- **Dataset rows**:
>>>>>

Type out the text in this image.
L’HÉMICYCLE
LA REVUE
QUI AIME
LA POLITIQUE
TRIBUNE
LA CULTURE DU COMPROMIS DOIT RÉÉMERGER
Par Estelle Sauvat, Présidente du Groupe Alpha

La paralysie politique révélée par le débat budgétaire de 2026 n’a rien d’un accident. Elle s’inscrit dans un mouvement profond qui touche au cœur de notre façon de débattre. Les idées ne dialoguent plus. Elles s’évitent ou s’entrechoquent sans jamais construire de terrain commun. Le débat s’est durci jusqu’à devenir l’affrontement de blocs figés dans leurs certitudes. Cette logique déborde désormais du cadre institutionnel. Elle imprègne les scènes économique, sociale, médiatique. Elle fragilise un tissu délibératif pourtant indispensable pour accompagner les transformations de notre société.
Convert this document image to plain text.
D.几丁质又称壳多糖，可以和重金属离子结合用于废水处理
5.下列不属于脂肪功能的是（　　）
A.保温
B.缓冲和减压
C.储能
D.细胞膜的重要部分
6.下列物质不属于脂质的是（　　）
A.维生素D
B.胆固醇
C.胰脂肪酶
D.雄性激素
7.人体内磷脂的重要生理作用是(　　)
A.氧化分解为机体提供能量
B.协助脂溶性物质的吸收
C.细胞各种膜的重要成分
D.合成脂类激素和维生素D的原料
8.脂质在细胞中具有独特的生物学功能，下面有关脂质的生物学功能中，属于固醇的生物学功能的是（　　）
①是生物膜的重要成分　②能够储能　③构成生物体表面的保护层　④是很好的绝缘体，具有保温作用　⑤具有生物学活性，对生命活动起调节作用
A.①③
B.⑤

<<<<<

- **Aim**: Every line above needs to be retyped exactly.

- **Response to this exercise**:
Type out the text in this image.
L’HÉMICYCLE
LA REVUE
QUI AIME
LA POLITIQUE
TRIBUNE
LA CULTURE DU COMPROMIS DOIT RÉÉMERGER
Par Estelle Sauvat, Présidente du Groupe Alpha

La paralysie politique révélée par le débat budgétaire de 2026 n’a rien d’un accident. Elle s’inscrit dans un mouvement profond qui touche au cœur de notre façon de débattre. Les idées ne dialoguent plus. Elles s’évitent ou s’entrechoquent sans jamais construire de terrain commun. Le débat s’est durci jusqu’à devenir l’affrontement de blocs figés dans leurs certitudes. Cette logique déborde désormais du cadre institutionnel. Elle imprègne les scènes économique, sociale, médiatique. Elle fragilise un tissu délibératif pourtant indispensable pour accompagner les transformations de notre société.
Convert this document image to plain text.
D.几丁质又称壳多糖，可以和重金属离子结合用于废水处理
5.下列不属于脂肪功能的是（　　）
A.保温
B.缓冲和减压
C.储能
D.细胞膜的重要部分
6.下列物质不属于脂质的是（　　）
A.维生素D
B.胆固醇
C.胰脂肪酶
D.雄性激素
7.人体内磷脂的重要生理作用是(　　)
A.氧化分解为机体提供能量
B.协助脂溶性物质的吸收
C.细胞各种膜的重要成分
D.合成脂类激素和维生素D的原料
8.脂质在细胞中具有独特的生物学功能，下面有关脂质的生物学功能中，属于固醇的生物学功能的是（　　）
①是生物膜的重要成分　②能够储能　③构成生物体表面的保护层　④是很好的绝缘体，具有保温作用　⑤具有生物学活性，对生命活动起调节作用
A.①③
B.⑤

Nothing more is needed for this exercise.